__THE TASK__. Faithfully return all lines, omitting every embedded picture.

__SUPPLIED MATERIAL__.
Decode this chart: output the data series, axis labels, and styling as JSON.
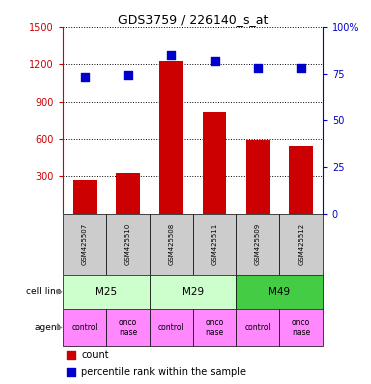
{
  "title": "GDS3759 / 226140_s_at",
  "samples": [
    "GSM425507",
    "GSM425510",
    "GSM425508",
    "GSM425511",
    "GSM425509",
    "GSM425512"
  ],
  "counts": [
    270,
    330,
    1230,
    820,
    590,
    540
  ],
  "percentiles": [
    73,
    74,
    85,
    82,
    78,
    78
  ],
  "ylim_left": [
    0,
    1500
  ],
  "ylim_right": [
    0,
    100
  ],
  "yticks_left": [
    300,
    600,
    900,
    1200,
    1500
  ],
  "yticks_right": [
    0,
    25,
    50,
    75,
    100
  ],
  "yticklabels_right": [
    "0",
    "25",
    "50",
    "75",
    "100%"
  ],
  "bar_color": "#cc0000",
  "dot_color": "#0000cc",
  "cell_lines": [
    "M25",
    "M29",
    "M49"
  ],
  "cell_line_colors": [
    "#ccffcc",
    "#ccffcc",
    "#44cc44"
  ],
  "cell_line_spans": [
    [
      0,
      2
    ],
    [
      2,
      4
    ],
    [
      4,
      6
    ]
  ],
  "agent_labels": [
    "control",
    "onconase",
    "control",
    "onconase",
    "control",
    "onconase"
  ],
  "agent_color": "#ff88ff",
  "sample_bg_color": "#cccccc",
  "left_tick_color": "#cc0000",
  "right_tick_color": "#0000cc",
  "legend_items": [
    {
      "color": "#cc0000",
      "label": "count"
    },
    {
      "color": "#0000cc",
      "label": "percentile rank within the sample"
    }
  ]
}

__RESULT__.
Decode this chart: output the data series, axis labels, and styling as JSON.
{
  "title": "GDS3759 / 226140_s_at",
  "samples": [
    "GSM425507",
    "GSM425510",
    "GSM425508",
    "GSM425511",
    "GSM425509",
    "GSM425512"
  ],
  "counts": [
    270,
    330,
    1230,
    820,
    590,
    540
  ],
  "percentiles": [
    73,
    74,
    85,
    82,
    78,
    78
  ],
  "ylim_left": [
    0,
    1500
  ],
  "ylim_right": [
    0,
    100
  ],
  "yticks_left": [
    300,
    600,
    900,
    1200,
    1500
  ],
  "yticks_right": [
    0,
    25,
    50,
    75,
    100
  ],
  "yticklabels_right": [
    "0",
    "25",
    "50",
    "75",
    "100%"
  ],
  "bar_color": "#cc0000",
  "dot_color": "#0000cc",
  "cell_lines": [
    "M25",
    "M29",
    "M49"
  ],
  "cell_line_colors": [
    "#ccffcc",
    "#ccffcc",
    "#44cc44"
  ],
  "cell_line_spans": [
    [
      0,
      2
    ],
    [
      2,
      4
    ],
    [
      4,
      6
    ]
  ],
  "agent_labels": [
    "control",
    "onconase",
    "control",
    "onconase",
    "control",
    "onconase"
  ],
  "agent_color": "#ff88ff",
  "sample_bg_color": "#cccccc",
  "left_tick_color": "#cc0000",
  "right_tick_color": "#0000cc",
  "legend_items": [
    {
      "color": "#cc0000",
      "label": "count"
    },
    {
      "color": "#0000cc",
      "label": "percentile rank within the sample"
    }
  ]
}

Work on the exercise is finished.